WYMAGANIA ->
1/ Streść w dwóch zdaniach tekst o meczu Cracovii z Lechem.
2/ Wypisz dosłownie fragment tekstu o meczu Cracovii z Lechem od słów „Terazpasy.pl / Teraz” do słów „mecz w rozgrywkach.” włącznie.
3/ Dopisz dalszy ciąg tekstu o meczu Cracovii z Lechem, zaczynając po jego ostatnim zdaniu.

Terazpasy.pl / Teraz Prasa / Dziennik Polski / DP: Kamil w krainie marzeń

DP: Kamil w krainie marzeń

"Kolejorz" od 25 lat nie zwyciężył w Krakowie z "Pasami", które zagrały w sobotę najlepszy mecz w rozgrywkach.

Od 25 lat Lech nie wygrał ligowego meczu w Krakowie z Cracovią. Ta zła passa została podtrzymana w sobotę, bowiem "Pasy" zagrały najlepszy mecz w tym sezonie, a bohaterem spotkania był rezerwowy ostatnio napastnik Kamil Witkowski, który ustrzelił klasycznego hat-tricka, zdobywając trzy gole w jednej połowie, w ciągu 23 minut!

FRAGMENTY DANYCH ->
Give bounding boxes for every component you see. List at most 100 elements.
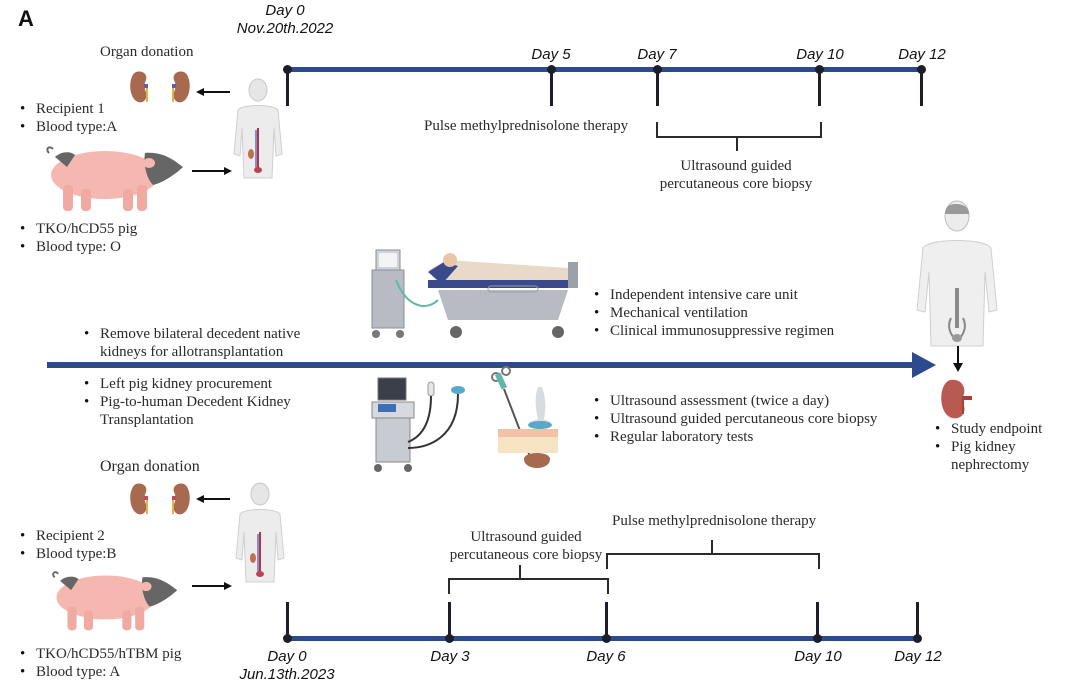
endpoint-item: Study endpoint: [935, 420, 1080, 438]
ultrasound-machine-icon: [368, 377, 468, 478]
r2-organ-donation-label: Organ donation: [100, 458, 200, 475]
r1-tick-dot: [653, 65, 662, 74]
r1-event-biopsy-line: percutaneous core biopsy: [659, 176, 813, 192]
biopsy-needle-kidney-icon: [488, 366, 558, 484]
r1-tick-dot: [917, 65, 926, 74]
r2-tick-dot: [913, 634, 922, 643]
r1-tick-day5: [550, 70, 553, 106]
r1-recipient-info: Recipient 1 Blood type:A: [18, 100, 117, 136]
r2-tick-dot: [283, 634, 292, 643]
endpoint-item: Pig kidney nephrectomy: [935, 438, 1080, 474]
r2-event-pulse-therapy: Pulse methylprednisolone therapy: [612, 513, 817, 529]
r2-tick-label: Day 3: [430, 648, 470, 665]
r1-tick-dot: [283, 65, 292, 74]
r2-pig-info-item: TKO/hCD55/hTBM pig: [20, 645, 181, 663]
r1-tick-day7: [656, 70, 659, 106]
monitor-item: Ultrasound assessment (twice a day): [594, 392, 877, 410]
r2-pig-icon: [45, 570, 185, 639]
r1-tick-day10: [818, 70, 821, 106]
r1-tick-day0: [286, 70, 289, 106]
r2-tick-label: Day 12: [894, 648, 942, 665]
monitor-items-list: Ultrasound assessment (twice a day) Ultr…: [592, 392, 877, 446]
r2-pig-info-item: Blood type: A: [20, 663, 181, 681]
r1-tick-label: Day 7: [637, 46, 677, 63]
middle-left-bottom-line: Pig-to-human Decedent Kidney: [100, 394, 291, 410]
middle-left-bottom-list: Left pig kidney procurement Pig-to-human…: [82, 375, 291, 429]
r2-tick-day12: [916, 602, 919, 638]
r2-tick-label: Day 6: [586, 648, 626, 665]
r1-tick-label: Day 10: [796, 46, 844, 63]
r2-kidneys-icon: [130, 482, 190, 521]
r1-tick-label: Day 5: [531, 46, 571, 63]
r1-organ-donation-label: Organ donation: [100, 44, 194, 60]
middle-left-bottom-item: Pig-to-human Decedent KidneyTransplantat…: [84, 393, 291, 429]
panel-label: A: [18, 6, 34, 31]
r2-tick-dot: [813, 634, 822, 643]
middle-left-bottom-line: Transplantation: [100, 412, 194, 428]
middle-left-bottom-item: Left pig kidney procurement: [84, 375, 291, 393]
r1-event-biopsy-line: Ultrasound guided: [680, 158, 792, 174]
r1-biopsy-bracket-stem: [736, 137, 738, 151]
r1-event-pulse-therapy: Pulse methylprednisolone therapy: [424, 118, 629, 134]
middle-left-top-list: Remove bilateral decedent native kidneys …: [82, 325, 300, 361]
r2-tick-dot: [602, 634, 611, 643]
r2-tick-label: Day 0: [267, 648, 307, 665]
r2-tick-day3: [448, 602, 451, 638]
r2-event-biopsy: Ultrasound guided percutaneous core biop…: [436, 528, 616, 564]
r1-tick-day12: [920, 70, 923, 106]
r1-recipient-info-item: Recipient 1: [20, 100, 117, 118]
r2-biopsy-bracket: [448, 578, 609, 594]
r2-event-biopsy-line: percutaneous core biopsy: [449, 547, 603, 563]
r1-human-body-icon: [232, 78, 284, 187]
r2-recipient-info-item: Recipient 2: [20, 527, 116, 545]
r1-pig-info-item: Blood type: O: [20, 238, 137, 256]
endpoint-arrow-down-icon: [953, 346, 963, 377]
r2-tick-day0: [286, 602, 289, 638]
icu-item: Mechanical ventilation: [594, 304, 834, 322]
endpoint-items-list: Study endpoint Pig kidney nephrectomy: [933, 420, 1080, 474]
r1-tick-dot: [815, 65, 824, 74]
main-timeline-arrow-head-icon: [912, 352, 936, 383]
r2-pulse-bracket-stem: [711, 540, 713, 554]
r1-pig-info-item: TKO/hCD55 pig: [20, 220, 137, 238]
r1-date: Nov.20th.2022: [236, 20, 334, 37]
r2-arrow-left-icon: [196, 491, 232, 509]
r2-pig-info: TKO/hCD55/hTBM pig Blood type: A: [18, 645, 181, 681]
r1-kidneys-icon: [130, 70, 190, 109]
icu-item: Independent intensive care unit: [594, 286, 834, 304]
monitor-item: Regular laboratory tests: [594, 428, 877, 446]
r2-tick-label: Day 10: [794, 648, 842, 665]
r1-event-biopsy: Ultrasound guided percutaneous core biop…: [636, 157, 836, 193]
r1-pig-info: TKO/hCD55 pig Blood type: O: [18, 220, 137, 256]
middle-left-top-item: Remove bilateral decedent native kidneys …: [84, 325, 301, 361]
r1-arrow-right-icon: [192, 163, 232, 181]
r1-arrow-left-icon: [196, 84, 232, 102]
r2-recipient-info: Recipient 2 Blood type:B: [18, 527, 117, 563]
r2-biopsy-bracket-stem: [519, 565, 521, 579]
r1-pig-icon: [45, 145, 185, 220]
r2-human-body-icon: [234, 482, 286, 591]
r1-timeline-line: [287, 67, 922, 72]
endpoint-human-body-icon: [915, 200, 999, 355]
middle-left-top-line: kidneys for allotransplantation: [100, 344, 284, 360]
icu-bed-ventilator-icon: [368, 249, 588, 345]
pig-kidney-icon: [940, 378, 976, 425]
r2-recipient-info-item: Blood type:B: [20, 545, 117, 563]
icu-item: Clinical immunosuppressive regimen: [594, 322, 834, 340]
r1-tick-dot: [547, 65, 556, 74]
r1-biopsy-bracket: [656, 122, 822, 138]
r1-recipient-info-item: Blood type:A: [20, 118, 117, 136]
main-timeline-arrow-shaft: [47, 362, 917, 368]
r1-day0-label: Day 0: [265, 2, 305, 19]
r2-date: Jun.13th.2023: [239, 666, 335, 683]
r2-tick-day10: [816, 602, 819, 638]
r1-tick-label: Day 12: [898, 46, 946, 63]
r2-tick-dot: [445, 634, 454, 643]
middle-left-top-line: Remove bilateral decedent native: [100, 326, 301, 342]
monitor-item: Ultrasound guided percutaneous core biop…: [594, 410, 877, 428]
r2-arrow-right-icon: [192, 578, 232, 596]
icu-items-list: Independent intensive care unit Mechanic…: [592, 286, 834, 340]
r2-event-biopsy-line: Ultrasound guided: [470, 529, 582, 545]
r2-pulse-bracket: [606, 553, 820, 569]
r2-tick-day6: [605, 602, 608, 638]
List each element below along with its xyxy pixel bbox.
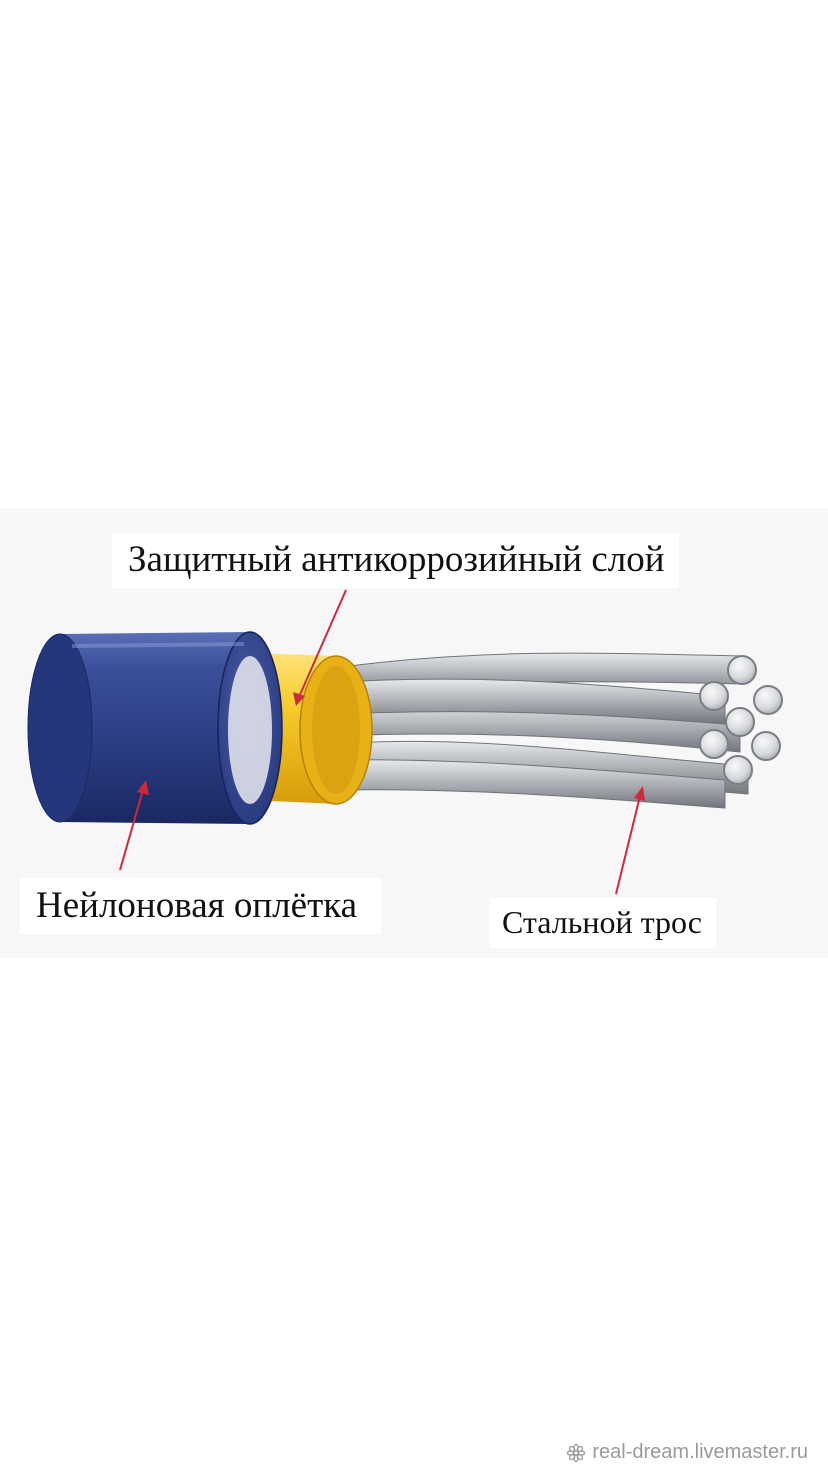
- label-steel-cable: Стальной трос: [490, 898, 716, 948]
- nylon-jacket: [27, 631, 283, 825]
- label-coating: Защитный антикоррозийный слой: [112, 533, 679, 588]
- label-nylon-braid: Нейлоновая оплётка: [20, 878, 382, 934]
- strand-ends: [699, 655, 783, 785]
- cable-illustration: [27, 589, 783, 895]
- watermark-text: real-dream.livemaster.ru: [592, 1441, 808, 1463]
- watermark: real-dream.livemaster.ru: [566, 1441, 808, 1464]
- steel-strands: [334, 652, 749, 809]
- flower-icon: [567, 1443, 586, 1462]
- pointer-arrows: [119, 589, 645, 895]
- cable-diagram: Защитный антикоррозийный слой Нейлоновая…: [0, 508, 828, 958]
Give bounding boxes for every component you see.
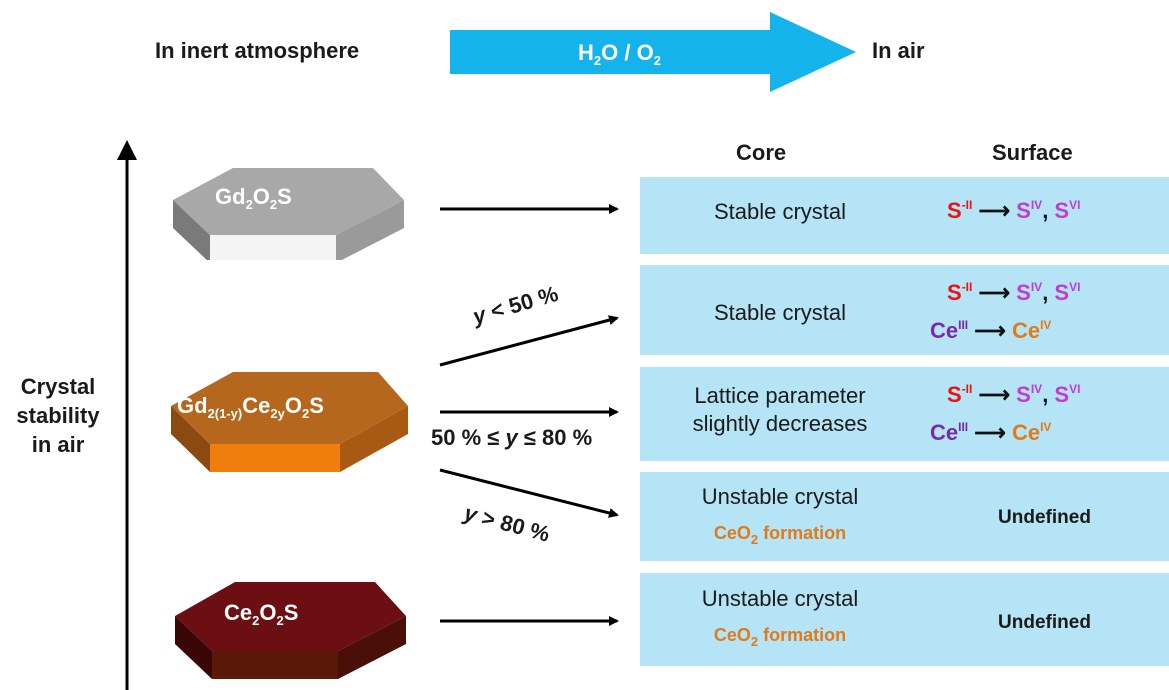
gd-ce-mixed-platelet bbox=[171, 372, 408, 472]
core-column-header: Core bbox=[736, 140, 787, 165]
core-row-1: Stable crystal bbox=[713, 199, 847, 224]
reaction-arrow-icon: ⟶ bbox=[974, 420, 1006, 445]
reaction-arrow-icon: ⟶ bbox=[974, 318, 1006, 343]
row-panel-2 bbox=[640, 265, 1169, 355]
arrow-y-gt-80 bbox=[439, 468, 619, 518]
gd2o2s-label: Gd2O2S bbox=[215, 184, 292, 212]
surface-undefined-row-5: Undefined bbox=[998, 612, 1091, 633]
reaction-arrow-icon: ⟶ bbox=[978, 198, 1011, 223]
condition-y-50-80: 50 % ≤ y ≤ 80 % bbox=[431, 425, 593, 450]
row-panel-1 bbox=[640, 177, 1169, 254]
arrow-y-lt-50 bbox=[439, 315, 619, 367]
core-row-5: Unstable crystal CeO2 formation bbox=[640, 585, 920, 651]
surface-column-header: Surface bbox=[992, 140, 1073, 165]
in-air-label: In air bbox=[872, 38, 925, 63]
core-row-2: Stable crystal bbox=[713, 300, 847, 325]
ce2o2s-label: Ce2O2S bbox=[224, 600, 299, 628]
surface-cerium-row-2: CeIII ⟶ CeIV bbox=[930, 318, 1052, 343]
surface-sulfur-row-1: S-II ⟶ SIV, SVI bbox=[947, 198, 1081, 223]
surface-cerium-row-3: CeIII ⟶ CeIV bbox=[930, 420, 1052, 445]
ceo2-formation-note: CeO2 formation bbox=[713, 523, 847, 547]
gd2o2s-platelet bbox=[173, 168, 404, 260]
inert-atmosphere-label: In inert atmosphere bbox=[155, 38, 360, 63]
reaction-arrow-icon: ⟶ bbox=[978, 382, 1011, 407]
row-panel-5 bbox=[640, 573, 1169, 666]
reaction-arrow-label: H2O / O2 bbox=[578, 40, 661, 68]
stability-axis-arrow bbox=[117, 140, 137, 690]
row-panel-4 bbox=[640, 472, 1169, 561]
surface-sulfur-row-3: S-II ⟶ SIV, SVI bbox=[947, 382, 1081, 407]
row-panel-3 bbox=[640, 367, 1169, 461]
surface-undefined-row-4: Undefined bbox=[998, 507, 1091, 528]
surface-sulfur-row-2: S-II ⟶ SIV, SVI bbox=[947, 280, 1081, 305]
reaction-arrow bbox=[450, 12, 856, 92]
ce2o2s-platelet bbox=[175, 582, 406, 679]
ceo2-formation-note: CeO2 formation bbox=[713, 625, 847, 649]
core-row-4: Unstable crystal CeO2 formation bbox=[640, 483, 920, 549]
gd-ce-mixed-label: Gd2(1-y)Ce2yO2S bbox=[177, 393, 324, 421]
transition-arrows bbox=[439, 204, 619, 626]
reaction-arrow-icon: ⟶ bbox=[978, 280, 1011, 305]
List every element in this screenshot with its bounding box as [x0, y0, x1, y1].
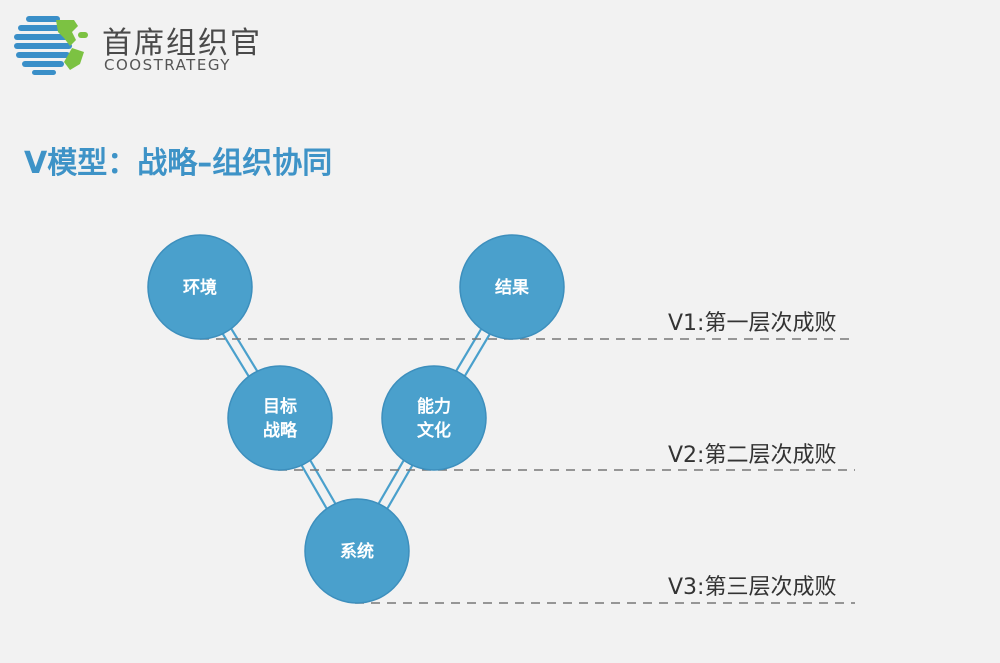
level-label-v1: V1:第一层次成败	[668, 311, 836, 336]
node-label-goal: 目标	[263, 396, 297, 417]
node-label-system: 系统	[340, 541, 374, 562]
brand-logo: 首席组织官 COOSTRATEGY	[12, 12, 260, 82]
level-label-v2: V2:第二层次成败	[668, 443, 836, 468]
level-label-v3: V3:第三层次成败	[668, 575, 836, 600]
node-circle-goal	[227, 365, 333, 471]
node-circle-system	[304, 498, 410, 604]
node-env: 环境	[147, 234, 253, 340]
node-label-ability: 文化	[417, 420, 451, 441]
node-label-env: 环境	[183, 277, 217, 298]
node-result: 结果	[459, 234, 565, 340]
level-labels: V1:第一层次成败 V2:第二层次成败 V3:第三层次成败	[668, 311, 836, 600]
node-label-ability: 能力	[417, 396, 451, 417]
node-system: 系统	[304, 498, 410, 604]
node-circle-env	[147, 234, 253, 340]
brand-name-en: COOSTRATEGY	[104, 56, 231, 74]
node-label-result: 结果	[495, 277, 529, 298]
node-circle-result	[459, 234, 565, 340]
brand-name-cn: 首席组织官	[102, 26, 262, 61]
level-lines	[200, 338, 855, 604]
globe-logo-icon	[14, 16, 88, 75]
page-title: V模型：战略–组织协同	[24, 146, 333, 181]
node-label-goal: 战略	[263, 420, 298, 441]
node-circle-ability	[381, 365, 487, 471]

ODPOWIEDZI DO ZADAŃ ->
1/ Lech od 25 lat nie wygrał w Krakowie ligowego meczu z Cracovią, a ta passa trwa nadal po sobotnim spotkaniu, w którym „Pasy” zagrały najlepszy mecz sezonu. Bohaterem był ostatnio rezerwowy napastnik Kamil Witkowski, który ustrzelił klasycznego hat-tricka, zdobywając trzy gole w jednej połowie w ciągu 23 minut.

2/
Terazpasy.pl / Teraz Prasa / Dziennik Polski / DP: Kamil w krainie marzeń

DP: Kamil w krainie marzeń

"Kolejorz" od 25 lat nie zwyciężył w Krakowie z "Pasami", które zagrały w sobotę najlepszy mecz w rozgrywkach.

3/
Lech miał o co walczyć w Krakowie, w jego zasięgu jest wicemistrzostwo kraju i europejskie puchary. I wydawało się po 20 minutach, iż goście będą bliżsi wygranej. Atakowali częściej od gospodarzy, parę razy szybko wymienili piłkę i prostopadłymi podaniami zagrażali bramce Olszewskiego, który zastąpił zawieszonego za czerwoną kartkę Cabaja.

I po 16 minutach Lech prowadził 1-0, a trzy minuty później znowu było bardzo groźnie pod bramką "Pasów", ale z bliska nie trafił w piłkę Quinteros. Ale jak to w piłce - wystarczył jeden błąd (Kotorowskiego) i Witkowski zaczął swój popis strzelecki.

Ta bramka wyraźnie ożywiła krakowian, mecz stał się bardzo ciekawy. W 25 min, po błędzie defensywy Cracovii, Rengifo nie trafił do bramki z 12 m. W 35 min doszło do starcia w polu karnym Polczaka z Zającem, napastnik Lecha sugerował przewinienie, ale sędzia był innego zdania (powtórki telewizyjne nie rozwiewają wątpliwości).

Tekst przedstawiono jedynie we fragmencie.